— Record extracts —
################
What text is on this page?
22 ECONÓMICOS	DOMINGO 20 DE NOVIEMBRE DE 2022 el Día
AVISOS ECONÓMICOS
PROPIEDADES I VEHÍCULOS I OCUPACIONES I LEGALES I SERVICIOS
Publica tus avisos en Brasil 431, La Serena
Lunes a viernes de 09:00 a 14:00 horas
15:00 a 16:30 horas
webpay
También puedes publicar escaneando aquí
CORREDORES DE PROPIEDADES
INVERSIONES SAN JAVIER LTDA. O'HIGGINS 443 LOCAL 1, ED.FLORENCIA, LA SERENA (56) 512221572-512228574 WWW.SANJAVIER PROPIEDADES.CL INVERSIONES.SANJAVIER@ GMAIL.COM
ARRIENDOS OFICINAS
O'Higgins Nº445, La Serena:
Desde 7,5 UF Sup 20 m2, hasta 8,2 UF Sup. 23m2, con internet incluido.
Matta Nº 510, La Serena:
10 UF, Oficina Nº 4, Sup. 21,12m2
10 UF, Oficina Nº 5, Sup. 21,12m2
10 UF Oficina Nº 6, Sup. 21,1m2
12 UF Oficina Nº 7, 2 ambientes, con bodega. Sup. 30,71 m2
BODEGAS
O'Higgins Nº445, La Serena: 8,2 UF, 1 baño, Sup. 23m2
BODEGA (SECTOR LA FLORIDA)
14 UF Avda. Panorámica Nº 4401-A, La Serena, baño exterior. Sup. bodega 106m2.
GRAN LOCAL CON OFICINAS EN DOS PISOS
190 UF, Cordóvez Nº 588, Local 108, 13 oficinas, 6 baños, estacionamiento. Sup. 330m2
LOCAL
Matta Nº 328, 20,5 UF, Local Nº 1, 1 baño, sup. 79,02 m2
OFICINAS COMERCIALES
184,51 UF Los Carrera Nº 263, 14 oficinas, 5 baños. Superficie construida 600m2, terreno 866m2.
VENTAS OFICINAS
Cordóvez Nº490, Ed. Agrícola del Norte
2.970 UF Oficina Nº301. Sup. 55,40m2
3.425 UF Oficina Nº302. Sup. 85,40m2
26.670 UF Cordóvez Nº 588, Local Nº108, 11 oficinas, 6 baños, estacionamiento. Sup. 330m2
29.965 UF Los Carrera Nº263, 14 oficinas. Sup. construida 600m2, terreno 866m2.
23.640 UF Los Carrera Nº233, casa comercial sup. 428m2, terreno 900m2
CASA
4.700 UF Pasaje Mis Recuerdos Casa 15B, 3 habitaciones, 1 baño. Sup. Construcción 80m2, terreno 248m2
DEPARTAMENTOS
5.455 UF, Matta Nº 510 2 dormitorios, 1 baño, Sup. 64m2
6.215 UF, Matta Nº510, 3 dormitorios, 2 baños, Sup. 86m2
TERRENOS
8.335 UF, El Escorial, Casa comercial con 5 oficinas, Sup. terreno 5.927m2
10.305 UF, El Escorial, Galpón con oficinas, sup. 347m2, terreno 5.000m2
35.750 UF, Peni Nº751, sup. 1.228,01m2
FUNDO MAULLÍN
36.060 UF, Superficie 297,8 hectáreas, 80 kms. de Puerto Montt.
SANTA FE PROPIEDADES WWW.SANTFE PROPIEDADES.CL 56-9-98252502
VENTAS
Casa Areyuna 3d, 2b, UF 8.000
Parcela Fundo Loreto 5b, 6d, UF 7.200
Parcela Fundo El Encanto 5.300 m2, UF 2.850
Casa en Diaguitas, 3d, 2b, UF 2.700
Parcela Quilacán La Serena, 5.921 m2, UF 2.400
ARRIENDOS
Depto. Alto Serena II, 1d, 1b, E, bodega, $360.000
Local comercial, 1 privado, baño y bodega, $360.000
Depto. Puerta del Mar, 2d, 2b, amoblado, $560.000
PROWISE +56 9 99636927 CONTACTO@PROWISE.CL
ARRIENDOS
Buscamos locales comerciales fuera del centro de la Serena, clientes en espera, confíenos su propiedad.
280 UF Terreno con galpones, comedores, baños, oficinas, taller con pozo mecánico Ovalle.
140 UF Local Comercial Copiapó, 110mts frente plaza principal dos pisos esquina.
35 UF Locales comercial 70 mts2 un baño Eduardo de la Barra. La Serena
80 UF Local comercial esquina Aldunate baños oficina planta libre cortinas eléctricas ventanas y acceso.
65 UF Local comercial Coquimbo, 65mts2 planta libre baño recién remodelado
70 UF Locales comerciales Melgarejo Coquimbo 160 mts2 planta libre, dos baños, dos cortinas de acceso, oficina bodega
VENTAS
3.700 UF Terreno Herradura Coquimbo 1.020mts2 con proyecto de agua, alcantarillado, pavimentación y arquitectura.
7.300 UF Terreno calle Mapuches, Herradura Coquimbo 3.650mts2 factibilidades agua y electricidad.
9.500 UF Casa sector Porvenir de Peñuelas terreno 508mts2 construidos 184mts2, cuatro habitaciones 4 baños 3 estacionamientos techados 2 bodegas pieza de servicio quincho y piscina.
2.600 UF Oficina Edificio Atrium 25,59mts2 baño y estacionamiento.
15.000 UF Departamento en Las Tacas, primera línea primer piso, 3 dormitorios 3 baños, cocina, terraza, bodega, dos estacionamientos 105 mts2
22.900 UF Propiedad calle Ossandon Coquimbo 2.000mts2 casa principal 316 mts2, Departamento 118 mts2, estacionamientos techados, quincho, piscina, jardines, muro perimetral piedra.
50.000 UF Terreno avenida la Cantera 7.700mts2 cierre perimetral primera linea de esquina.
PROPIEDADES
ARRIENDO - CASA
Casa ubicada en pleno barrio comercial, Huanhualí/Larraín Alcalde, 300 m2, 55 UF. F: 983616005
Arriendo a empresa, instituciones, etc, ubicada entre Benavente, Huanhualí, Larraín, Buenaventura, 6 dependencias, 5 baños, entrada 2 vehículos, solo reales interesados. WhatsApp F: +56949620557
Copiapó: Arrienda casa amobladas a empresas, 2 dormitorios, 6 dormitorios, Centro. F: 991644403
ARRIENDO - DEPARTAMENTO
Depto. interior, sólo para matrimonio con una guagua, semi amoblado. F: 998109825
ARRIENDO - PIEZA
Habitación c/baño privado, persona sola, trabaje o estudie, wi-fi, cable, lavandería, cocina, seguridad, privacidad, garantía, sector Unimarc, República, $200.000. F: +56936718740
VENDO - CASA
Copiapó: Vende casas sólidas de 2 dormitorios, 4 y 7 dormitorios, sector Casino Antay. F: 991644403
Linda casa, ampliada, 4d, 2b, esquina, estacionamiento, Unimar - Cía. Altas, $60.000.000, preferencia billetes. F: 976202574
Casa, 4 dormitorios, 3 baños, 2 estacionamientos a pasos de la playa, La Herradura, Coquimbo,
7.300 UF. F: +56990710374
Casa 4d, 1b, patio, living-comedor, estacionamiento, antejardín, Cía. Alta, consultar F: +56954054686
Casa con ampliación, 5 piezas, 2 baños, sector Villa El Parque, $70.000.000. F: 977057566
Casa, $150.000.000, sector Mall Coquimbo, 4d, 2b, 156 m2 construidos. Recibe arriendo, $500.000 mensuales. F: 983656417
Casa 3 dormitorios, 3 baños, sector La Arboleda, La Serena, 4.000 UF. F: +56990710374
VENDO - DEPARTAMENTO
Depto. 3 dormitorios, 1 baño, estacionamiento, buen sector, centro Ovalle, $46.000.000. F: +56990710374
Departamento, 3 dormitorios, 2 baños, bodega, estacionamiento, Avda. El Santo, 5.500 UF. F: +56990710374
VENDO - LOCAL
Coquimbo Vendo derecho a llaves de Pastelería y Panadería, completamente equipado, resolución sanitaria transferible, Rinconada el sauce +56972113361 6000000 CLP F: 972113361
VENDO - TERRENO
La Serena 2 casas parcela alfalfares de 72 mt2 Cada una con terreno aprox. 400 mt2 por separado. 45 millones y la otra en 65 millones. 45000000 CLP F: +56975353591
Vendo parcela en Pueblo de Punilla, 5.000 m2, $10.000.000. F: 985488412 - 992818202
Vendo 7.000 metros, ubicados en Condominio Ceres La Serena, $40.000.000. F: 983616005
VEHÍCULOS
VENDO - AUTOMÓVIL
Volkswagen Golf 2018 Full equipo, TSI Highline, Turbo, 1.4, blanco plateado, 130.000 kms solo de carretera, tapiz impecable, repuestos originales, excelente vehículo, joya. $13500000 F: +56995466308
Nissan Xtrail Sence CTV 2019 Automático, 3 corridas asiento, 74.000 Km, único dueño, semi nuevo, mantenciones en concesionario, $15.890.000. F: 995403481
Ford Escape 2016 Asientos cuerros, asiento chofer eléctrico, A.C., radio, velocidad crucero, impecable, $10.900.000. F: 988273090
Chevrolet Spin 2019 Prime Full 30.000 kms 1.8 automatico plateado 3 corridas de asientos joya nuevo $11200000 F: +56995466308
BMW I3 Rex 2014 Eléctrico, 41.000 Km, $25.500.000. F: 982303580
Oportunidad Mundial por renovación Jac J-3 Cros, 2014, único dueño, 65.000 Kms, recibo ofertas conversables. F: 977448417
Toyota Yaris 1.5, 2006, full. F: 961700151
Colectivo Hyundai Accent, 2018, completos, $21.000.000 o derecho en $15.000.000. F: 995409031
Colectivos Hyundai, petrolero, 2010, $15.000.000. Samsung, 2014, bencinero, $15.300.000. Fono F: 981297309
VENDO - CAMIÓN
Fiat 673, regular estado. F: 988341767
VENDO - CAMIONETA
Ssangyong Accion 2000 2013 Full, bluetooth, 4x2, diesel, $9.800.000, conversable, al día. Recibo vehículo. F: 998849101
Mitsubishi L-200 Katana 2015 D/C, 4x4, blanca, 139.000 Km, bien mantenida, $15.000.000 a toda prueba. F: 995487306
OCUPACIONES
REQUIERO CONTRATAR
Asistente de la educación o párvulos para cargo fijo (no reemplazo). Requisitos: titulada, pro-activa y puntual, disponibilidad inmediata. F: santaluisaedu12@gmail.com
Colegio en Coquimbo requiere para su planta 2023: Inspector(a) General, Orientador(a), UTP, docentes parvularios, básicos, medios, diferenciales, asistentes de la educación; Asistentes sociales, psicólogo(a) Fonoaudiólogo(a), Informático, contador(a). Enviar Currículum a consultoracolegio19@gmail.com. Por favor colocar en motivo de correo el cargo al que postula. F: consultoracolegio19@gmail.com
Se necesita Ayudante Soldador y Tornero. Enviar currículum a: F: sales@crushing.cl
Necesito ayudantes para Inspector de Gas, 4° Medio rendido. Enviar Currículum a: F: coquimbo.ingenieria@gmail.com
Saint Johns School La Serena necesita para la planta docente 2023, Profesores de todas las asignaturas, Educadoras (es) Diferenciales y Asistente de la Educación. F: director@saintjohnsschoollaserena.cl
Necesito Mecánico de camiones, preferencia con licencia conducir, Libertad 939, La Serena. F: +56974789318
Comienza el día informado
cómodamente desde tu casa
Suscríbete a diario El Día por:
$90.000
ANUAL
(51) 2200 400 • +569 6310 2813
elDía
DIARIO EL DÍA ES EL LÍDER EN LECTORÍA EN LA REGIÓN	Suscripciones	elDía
################
— Aim —
Gather each line of the records holding the string "OCUPACIONES".

— Written response —
PROPIEDADES I VEHÍCULOS I OCUPACIONES I LEGALES I SERVICIOS
OCUPACIONES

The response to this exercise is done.